* [STATED TASK]
Extract the full listing below without altering a single character.

* [MATERIAL]
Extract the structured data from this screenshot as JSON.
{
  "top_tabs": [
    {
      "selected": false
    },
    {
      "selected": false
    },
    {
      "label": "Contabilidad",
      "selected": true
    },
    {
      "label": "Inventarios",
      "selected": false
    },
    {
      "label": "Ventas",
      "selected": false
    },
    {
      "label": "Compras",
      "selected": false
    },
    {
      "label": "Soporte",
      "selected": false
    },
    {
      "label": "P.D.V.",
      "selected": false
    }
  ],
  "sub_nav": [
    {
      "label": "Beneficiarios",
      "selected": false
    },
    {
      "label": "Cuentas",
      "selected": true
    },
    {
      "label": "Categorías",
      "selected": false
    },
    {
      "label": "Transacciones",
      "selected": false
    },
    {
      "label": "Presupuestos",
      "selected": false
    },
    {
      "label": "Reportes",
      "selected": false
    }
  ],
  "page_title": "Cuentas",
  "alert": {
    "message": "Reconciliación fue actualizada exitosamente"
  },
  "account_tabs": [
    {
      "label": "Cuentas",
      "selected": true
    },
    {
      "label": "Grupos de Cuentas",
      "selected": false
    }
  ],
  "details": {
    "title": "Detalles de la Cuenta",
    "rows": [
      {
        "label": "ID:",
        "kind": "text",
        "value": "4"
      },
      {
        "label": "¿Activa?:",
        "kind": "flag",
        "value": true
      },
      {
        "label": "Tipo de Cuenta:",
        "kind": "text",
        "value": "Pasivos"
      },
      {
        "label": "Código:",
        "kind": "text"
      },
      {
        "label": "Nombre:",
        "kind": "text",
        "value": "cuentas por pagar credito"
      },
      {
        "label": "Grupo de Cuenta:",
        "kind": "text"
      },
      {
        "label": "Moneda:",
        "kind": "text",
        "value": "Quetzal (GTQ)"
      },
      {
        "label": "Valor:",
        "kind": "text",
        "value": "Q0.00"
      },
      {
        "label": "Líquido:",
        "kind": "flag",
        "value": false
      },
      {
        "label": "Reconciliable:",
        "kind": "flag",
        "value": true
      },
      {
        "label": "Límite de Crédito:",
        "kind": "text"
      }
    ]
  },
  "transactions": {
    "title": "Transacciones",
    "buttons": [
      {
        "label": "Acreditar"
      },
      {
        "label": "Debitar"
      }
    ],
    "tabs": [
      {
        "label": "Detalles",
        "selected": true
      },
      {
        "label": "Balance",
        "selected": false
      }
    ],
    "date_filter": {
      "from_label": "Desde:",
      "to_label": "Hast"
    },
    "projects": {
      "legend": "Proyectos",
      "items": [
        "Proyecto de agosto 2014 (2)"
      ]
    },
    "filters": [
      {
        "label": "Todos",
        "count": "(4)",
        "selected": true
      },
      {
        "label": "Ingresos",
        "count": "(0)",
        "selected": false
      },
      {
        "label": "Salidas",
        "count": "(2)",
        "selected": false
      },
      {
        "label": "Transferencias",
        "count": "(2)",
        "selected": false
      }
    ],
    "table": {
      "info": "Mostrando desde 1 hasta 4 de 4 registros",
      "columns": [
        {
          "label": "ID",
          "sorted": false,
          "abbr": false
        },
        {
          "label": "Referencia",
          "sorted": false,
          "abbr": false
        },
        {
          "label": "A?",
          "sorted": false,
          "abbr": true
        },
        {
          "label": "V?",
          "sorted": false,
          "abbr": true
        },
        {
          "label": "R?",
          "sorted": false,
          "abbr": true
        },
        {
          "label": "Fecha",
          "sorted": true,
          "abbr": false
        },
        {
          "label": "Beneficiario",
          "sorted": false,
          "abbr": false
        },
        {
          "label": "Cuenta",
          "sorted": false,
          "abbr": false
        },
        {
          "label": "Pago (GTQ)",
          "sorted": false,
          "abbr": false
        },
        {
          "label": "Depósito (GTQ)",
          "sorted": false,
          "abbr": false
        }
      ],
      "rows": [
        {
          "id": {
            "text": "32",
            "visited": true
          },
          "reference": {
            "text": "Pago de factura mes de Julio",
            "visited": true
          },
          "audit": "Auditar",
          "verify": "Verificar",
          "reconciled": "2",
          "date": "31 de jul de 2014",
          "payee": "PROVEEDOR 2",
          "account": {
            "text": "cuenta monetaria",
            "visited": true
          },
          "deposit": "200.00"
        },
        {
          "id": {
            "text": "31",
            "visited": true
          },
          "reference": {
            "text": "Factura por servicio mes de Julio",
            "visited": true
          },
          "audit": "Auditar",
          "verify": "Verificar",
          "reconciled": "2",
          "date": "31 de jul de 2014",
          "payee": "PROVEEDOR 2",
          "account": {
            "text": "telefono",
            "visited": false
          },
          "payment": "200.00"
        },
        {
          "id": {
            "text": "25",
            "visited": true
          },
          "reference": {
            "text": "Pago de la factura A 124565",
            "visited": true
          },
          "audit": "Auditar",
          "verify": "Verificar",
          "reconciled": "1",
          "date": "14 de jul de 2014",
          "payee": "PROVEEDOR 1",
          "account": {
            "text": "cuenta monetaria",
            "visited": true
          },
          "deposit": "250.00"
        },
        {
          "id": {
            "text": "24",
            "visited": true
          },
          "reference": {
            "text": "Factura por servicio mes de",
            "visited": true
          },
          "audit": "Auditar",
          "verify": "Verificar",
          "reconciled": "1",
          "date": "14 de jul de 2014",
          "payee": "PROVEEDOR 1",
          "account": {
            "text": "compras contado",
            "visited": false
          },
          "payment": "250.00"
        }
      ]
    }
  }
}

* [EXPECTED ANSWER]
Extract the structured data from this screenshot as JSON.
{
  "top_tabs": [
    {
      "selected": false
    },
    {
      "selected": false
    },
    {
      "label": "Contabilidad",
      "selected": true
    },
    {
      "label": "Inventarios",
      "selected": false
    },
    {
      "label": "Ventas",
      "selected": false
    },
    {
      "label": "Compras",
      "selected": false
    },
    {
      "label": "Soporte",
      "selected": false
    },
    {
      "label": "P.D.V.",
      "selected": false
    }
  ],
  "sub_nav": [
    {
      "label": "Beneficiarios",
      "selected": false
    },
    {
      "label": "Cuentas",
      "selected": true
    },
    {
      "label": "Categorías",
      "selected": false
    },
    {
      "label": "Transacciones",
      "selected": false
    },
    {
      "label": "Presupuestos",
      "selected": false
    },
    {
      "label": "Reportes",
      "selected": false
    }
  ],
  "page_title": "Cuentas",
  "alert": {
    "message": "Reconciliación fue actualizada exitosamente"
  },
  "account_tabs": [
    {
      "label": "Cuentas",
      "selected": true
    },
    {
      "label": "Grupos de Cuentas",
      "selected": false
    }
  ],
  "details": {
    "title": "Detalles de la Cuenta",
    "rows": [
      {
        "label": "ID:",
        "kind": "text",
        "value": "4"
      },
      {
        "label": "¿Activa?:",
        "kind": "flag",
        "value": true
      },
      {
        "label": "Tipo de Cuenta:",
        "kind": "text",
        "value": "Pasivos"
      },
      {
        "label": "Código:",
        "kind": "text"
      },
      {
        "label": "Nombre:",
        "kind": "text",
        "value": "cuentas por pagar credito"
      },
      {
        "label": "Grupo de Cuenta:",
        "kind": "text"
      },
      {
        "label": "Moneda:",
        "kind": "text",
        "value": "Quetzal (GTQ)"
      },
      {
        "label": "Valor:",
        "kind": "text",
        "value": "Q0.00"
      },
      {
        "label": "Líquido:",
        "kind": "flag",
        "value": false
      },
      {
        "label": "Reconciliable:",
        "kind": "flag",
        "value": true
      },
      {
        "label": "Límite de Crédito:",
        "kind": "text"
      }
    ]
  },
  "transactions": {
    "title": "Transacciones",
    "buttons": [
      {
        "label": "Acreditar"
      },
      {
        "label": "Debitar"
      }
    ],
    "tabs": [
      {
        "label": "Detalles",
        "selected": true
      },
      {
        "label": "Balance",
        "selected": false
      }
    ],
    "date_filter": {
      "from_label": "Desde:",
      "to_label": "Hast"
    },
    "projects": {
      "legend": "Proyectos",
      "items": [
        "Proyecto de agosto 2014 (2)"
      ]
    },
    "filters": [
      {
        "label": "Todos",
        "count": "(4)",
        "selected": true
      },
      {
        "label": "Ingresos",
        "count": "(0)",
        "selected": false
      },
      {
        "label": "Salidas",
        "count": "(2)",
        "selected": false
      },
      {
        "label": "Transferencias",
        "count": "(2)",
        "selected": false
      }
    ],
    "table": {
      "info": "Mostrando desde 1 hasta 4 de 4 registros",
      "columns": [
        {
          "label": "ID",
          "sorted": false,
          "abbr": false
        },
        {
          "label": "Referencia",
          "sorted": false,
          "abbr": false
        },
        {
          "label": "A?",
          "sorted": false,
          "abbr": true
        },
        {
          "label": "V?",
          "sorted": false,
          "abbr": true
        },
        {
          "label": "R?",
          "sorted": false,
          "abbr": true
        },
        {
          "label": "Fecha",
          "sorted": true,
          "abbr": false
        },
        {
          "label": "Beneficiario",
          "sorted": false,
          "abbr": false
        },
        {
          "label": "Cuenta",
          "sorted": false,
          "abbr": false
        },
        {
          "label": "Pago (GTQ)",
          "sorted": false,
          "abbr": false
        },
        {
          "label": "Depósito (GTQ)",
          "sorted": false,
          "abbr": false
        }
      ],
      "rows": [
        {
          "id": {
            "text": "32",
            "visited": true
          },
          "reference": {
            "text": "Pago de factura mes de Julio",
            "visited": true
          },
          "audit": "Auditar",
          "verify": "Verificar",
          "reconciled": "2",
          "date": "31 de jul de 2014",
          "payee": "PROVEEDOR 2",
          "account": {
            "text": "cuenta monetaria",
            "visited": true
          },
          "deposit": "200.00"
        },
        {
          "id": {
            "text": "31",
            "visited": true
          },
          "reference": {
            "text": "Factura por servicio mes de Julio",
            "visited": true
          },
          "audit": "Auditar",
          "verify": "Verificar",
          "reconciled": "2",
          "date": "31 de jul de 2014",
          "payee": "PROVEEDOR 2",
          "account": {
            "text": "telefono",
            "visited": false
          },
          "payment": "200.00"
        },
        {
          "id": {
            "text": "25",
            "visited": true
          },
          "reference": {
            "text": "Pago de la factura A 124565",
            "visited": true
          },
          "audit": "Auditar",
          "verify": "Verificar",
          "reconciled": "1",
          "date": "14 de jul de 2014",
          "payee": "PROVEEDOR 1",
          "account": {
            "text": "cuenta monetaria",
            "visited": true
          },
          "deposit": "250.00"
        },
        {
          "id": {
            "text": "24",
            "visited": true
          },
          "reference": {
            "text": "Factura por servicio mes de",
            "visited": true
          },
          "audit": "Auditar",
          "verify": "Verificar",
          "reconciled": "1",
          "date": "14 de jul de 2014",
          "payee": "PROVEEDOR 1",
          "account": {
            "text": "compras contado",
            "visited": false
          },
          "payment": "250.00"
        }
      ]
    }
  }
}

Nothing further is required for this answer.